=== Task prompt ===
Copy out the material below word for word, keeping every line in its original order.
---------- Data to use
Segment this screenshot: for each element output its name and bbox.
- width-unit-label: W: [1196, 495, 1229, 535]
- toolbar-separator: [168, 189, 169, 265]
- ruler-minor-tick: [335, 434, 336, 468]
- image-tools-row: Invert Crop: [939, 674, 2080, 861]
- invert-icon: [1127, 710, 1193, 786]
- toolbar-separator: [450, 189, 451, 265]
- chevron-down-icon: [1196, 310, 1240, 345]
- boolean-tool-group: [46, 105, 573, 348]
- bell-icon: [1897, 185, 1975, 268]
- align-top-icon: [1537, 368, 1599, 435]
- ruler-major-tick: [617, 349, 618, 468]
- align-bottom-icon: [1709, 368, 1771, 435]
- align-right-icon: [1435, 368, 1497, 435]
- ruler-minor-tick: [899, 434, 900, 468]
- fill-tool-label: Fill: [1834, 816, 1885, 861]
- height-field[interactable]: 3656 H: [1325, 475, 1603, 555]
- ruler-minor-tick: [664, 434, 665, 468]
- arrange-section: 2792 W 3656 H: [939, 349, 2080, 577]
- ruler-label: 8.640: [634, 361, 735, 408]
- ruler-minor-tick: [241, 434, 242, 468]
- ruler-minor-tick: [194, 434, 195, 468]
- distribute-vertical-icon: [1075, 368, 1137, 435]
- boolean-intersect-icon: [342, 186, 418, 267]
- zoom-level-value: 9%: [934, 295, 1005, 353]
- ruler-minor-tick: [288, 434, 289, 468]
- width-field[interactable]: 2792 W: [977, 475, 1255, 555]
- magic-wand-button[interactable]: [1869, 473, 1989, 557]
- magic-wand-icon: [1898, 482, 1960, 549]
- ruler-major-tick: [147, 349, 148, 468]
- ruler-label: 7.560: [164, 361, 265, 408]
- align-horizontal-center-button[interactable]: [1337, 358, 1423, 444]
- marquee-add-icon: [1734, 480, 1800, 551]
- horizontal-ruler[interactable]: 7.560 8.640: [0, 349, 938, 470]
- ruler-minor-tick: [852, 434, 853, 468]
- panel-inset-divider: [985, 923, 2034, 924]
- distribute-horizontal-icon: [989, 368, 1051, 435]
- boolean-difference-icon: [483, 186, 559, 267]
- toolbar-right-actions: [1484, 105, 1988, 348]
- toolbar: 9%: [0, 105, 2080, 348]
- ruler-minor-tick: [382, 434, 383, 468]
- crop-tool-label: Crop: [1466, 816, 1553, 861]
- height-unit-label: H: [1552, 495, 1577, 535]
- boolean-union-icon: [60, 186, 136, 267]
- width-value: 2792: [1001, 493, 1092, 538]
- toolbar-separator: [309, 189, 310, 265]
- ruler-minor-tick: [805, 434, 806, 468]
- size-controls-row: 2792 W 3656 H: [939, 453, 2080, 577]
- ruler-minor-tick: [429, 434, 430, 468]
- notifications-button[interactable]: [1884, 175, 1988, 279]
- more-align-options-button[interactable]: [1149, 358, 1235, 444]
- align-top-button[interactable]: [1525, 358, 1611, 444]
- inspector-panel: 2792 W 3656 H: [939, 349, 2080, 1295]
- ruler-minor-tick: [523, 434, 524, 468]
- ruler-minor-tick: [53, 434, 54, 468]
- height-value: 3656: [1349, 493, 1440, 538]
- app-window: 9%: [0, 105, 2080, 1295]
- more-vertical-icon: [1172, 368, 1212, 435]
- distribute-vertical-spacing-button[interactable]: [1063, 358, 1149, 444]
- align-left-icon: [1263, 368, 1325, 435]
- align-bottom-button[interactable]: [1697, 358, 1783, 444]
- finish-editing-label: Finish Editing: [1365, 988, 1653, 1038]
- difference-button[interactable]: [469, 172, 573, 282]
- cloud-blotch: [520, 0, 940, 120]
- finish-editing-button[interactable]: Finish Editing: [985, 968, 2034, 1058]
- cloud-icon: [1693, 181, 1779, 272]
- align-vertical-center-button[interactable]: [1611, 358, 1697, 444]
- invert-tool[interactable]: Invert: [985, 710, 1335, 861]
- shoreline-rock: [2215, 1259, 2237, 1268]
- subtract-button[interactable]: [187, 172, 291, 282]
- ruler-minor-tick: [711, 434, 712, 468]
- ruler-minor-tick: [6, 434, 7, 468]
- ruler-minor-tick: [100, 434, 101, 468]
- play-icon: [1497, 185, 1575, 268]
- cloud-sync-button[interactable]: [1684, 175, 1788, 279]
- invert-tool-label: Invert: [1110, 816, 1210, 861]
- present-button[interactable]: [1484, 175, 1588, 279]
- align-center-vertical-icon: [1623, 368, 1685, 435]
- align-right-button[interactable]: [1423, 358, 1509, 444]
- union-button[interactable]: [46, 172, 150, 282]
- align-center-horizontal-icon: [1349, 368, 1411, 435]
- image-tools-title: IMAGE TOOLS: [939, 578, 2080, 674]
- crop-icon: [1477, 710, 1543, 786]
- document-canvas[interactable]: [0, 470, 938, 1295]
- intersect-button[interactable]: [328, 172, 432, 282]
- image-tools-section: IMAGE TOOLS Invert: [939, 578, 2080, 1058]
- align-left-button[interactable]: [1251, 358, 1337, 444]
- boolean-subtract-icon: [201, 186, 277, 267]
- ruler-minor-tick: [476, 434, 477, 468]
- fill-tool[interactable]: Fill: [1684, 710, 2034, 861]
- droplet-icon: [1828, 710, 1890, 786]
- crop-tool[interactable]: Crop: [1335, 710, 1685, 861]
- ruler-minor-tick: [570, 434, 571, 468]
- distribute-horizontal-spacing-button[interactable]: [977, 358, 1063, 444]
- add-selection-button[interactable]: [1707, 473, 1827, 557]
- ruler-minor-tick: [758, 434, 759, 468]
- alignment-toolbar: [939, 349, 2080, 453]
--------------------
=== Solution to this exercise ===
Segment this screenshot: for each element output its name and bbox.
- width-unit-label: W: [1196, 495, 1229, 535]
- toolbar-separator: [168, 189, 169, 265]
- ruler-minor-tick: [335, 434, 336, 468]
- image-tools-row: Invert Crop: [939, 674, 2080, 861]
- invert-icon: [1127, 710, 1193, 786]
- toolbar-separator: [450, 189, 451, 265]
- chevron-down-icon: [1196, 310, 1240, 345]
- boolean-tool-group: [46, 105, 573, 348]
- bell-icon: [1897, 185, 1975, 268]
- align-top-icon: [1537, 368, 1599, 435]
- ruler-major-tick: [617, 349, 618, 468]
- align-bottom-icon: [1709, 368, 1771, 435]
- align-right-icon: [1435, 368, 1497, 435]
- ruler-minor-tick: [899, 434, 900, 468]
- fill-tool-label: Fill: [1834, 816, 1885, 861]
- height-field[interactable]: 3656 H: [1325, 475, 1603, 555]
- ruler-minor-tick: [664, 434, 665, 468]
- arrange-section: 2792 W 3656 H: [939, 349, 2080, 577]
- ruler-label: 8.640: [634, 361, 735, 408]
- ruler-minor-tick: [241, 434, 242, 468]
- ruler-minor-tick: [194, 434, 195, 468]
- distribute-vertical-icon: [1075, 368, 1137, 435]
- boolean-intersect-icon: [342, 186, 418, 267]
- zoom-level-value: 9%: [934, 295, 1005, 353]
- ruler-minor-tick: [288, 434, 289, 468]
- width-field[interactable]: 2792 W: [977, 475, 1255, 555]
- magic-wand-button[interactable]: [1869, 473, 1989, 557]
- magic-wand-icon: [1898, 482, 1960, 549]
- ruler-major-tick: [147, 349, 148, 468]
- ruler-label: 7.560: [164, 361, 265, 408]
- align-horizontal-center-button[interactable]: [1337, 358, 1423, 444]
- marquee-add-icon: [1734, 480, 1800, 551]
- horizontal-ruler[interactable]: 7.560 8.640: [0, 349, 938, 470]
- ruler-minor-tick: [852, 434, 853, 468]
- panel-inset-divider: [985, 923, 2034, 924]
- distribute-horizontal-icon: [989, 368, 1051, 435]
- boolean-difference-icon: [483, 186, 559, 267]
- toolbar-right-actions: [1484, 105, 1988, 348]
- toolbar: 9%: [0, 105, 2080, 348]
- ruler-minor-tick: [382, 434, 383, 468]
- crop-tool-label: Crop: [1466, 816, 1553, 861]
- height-unit-label: H: [1552, 495, 1577, 535]
- boolean-union-icon: [60, 186, 136, 267]
- width-value: 2792: [1001, 493, 1092, 538]
- toolbar-separator: [309, 189, 310, 265]
- ruler-minor-tick: [805, 434, 806, 468]
- size-controls-row: 2792 W 3656 H: [939, 453, 2080, 577]
- ruler-minor-tick: [429, 434, 430, 468]
- notifications-button[interactable]: [1884, 175, 1988, 279]
- more-align-options-button[interactable]: [1149, 358, 1235, 444]
- align-top-button[interactable]: [1525, 358, 1611, 444]
- inspector-panel: 2792 W 3656 H: [939, 349, 2080, 1295]
- ruler-minor-tick: [523, 434, 524, 468]
- ruler-minor-tick: [53, 434, 54, 468]
- height-value: 3656: [1349, 493, 1440, 538]
- app-window: 9%: [0, 105, 2080, 1295]
- more-vertical-icon: [1172, 368, 1212, 435]
- distribute-vertical-spacing-button[interactable]: [1063, 358, 1149, 444]
- align-left-icon: [1263, 368, 1325, 435]
- align-bottom-button[interactable]: [1697, 358, 1783, 444]
- finish-editing-label: Finish Editing: [1365, 988, 1653, 1038]
- difference-button[interactable]: [469, 172, 573, 282]
- cloud-blotch: [520, 0, 940, 120]
- finish-editing-button[interactable]: Finish Editing: [985, 968, 2034, 1058]
- cloud-icon: [1693, 181, 1779, 272]
- align-vertical-center-button[interactable]: [1611, 358, 1697, 444]
- invert-tool[interactable]: Invert: [985, 710, 1335, 861]
- shoreline-rock: [2215, 1259, 2237, 1268]
- subtract-button[interactable]: [187, 172, 291, 282]
- ruler-minor-tick: [711, 434, 712, 468]
- ruler-minor-tick: [6, 434, 7, 468]
- ruler-minor-tick: [100, 434, 101, 468]
- play-icon: [1497, 185, 1575, 268]
- cloud-sync-button[interactable]: [1684, 175, 1788, 279]
- invert-tool-label: Invert: [1110, 816, 1210, 861]
- present-button[interactable]: [1484, 175, 1588, 279]
- align-center-vertical-icon: [1623, 368, 1685, 435]
- align-right-button[interactable]: [1423, 358, 1509, 444]
- union-button[interactable]: [46, 172, 150, 282]
- align-center-horizontal-icon: [1349, 368, 1411, 435]
- image-tools-title: IMAGE TOOLS: [939, 578, 2080, 674]
- crop-icon: [1477, 710, 1543, 786]
- document-canvas[interactable]: [0, 470, 938, 1295]
- intersect-button[interactable]: [328, 172, 432, 282]
- image-tools-section: IMAGE TOOLS Invert: [939, 578, 2080, 1058]
- align-left-button[interactable]: [1251, 358, 1337, 444]
- boolean-subtract-icon: [201, 186, 277, 267]
- ruler-minor-tick: [476, 434, 477, 468]
- fill-tool[interactable]: Fill: [1684, 710, 2034, 861]
- droplet-icon: [1828, 710, 1890, 786]
- crop-tool[interactable]: Crop: [1335, 710, 1685, 861]
- ruler-minor-tick: [570, 434, 571, 468]
- distribute-horizontal-spacing-button[interactable]: [977, 358, 1063, 444]
- add-selection-button[interactable]: [1707, 473, 1827, 557]
- ruler-minor-tick: [758, 434, 759, 468]
- alignment-toolbar: [939, 349, 2080, 453]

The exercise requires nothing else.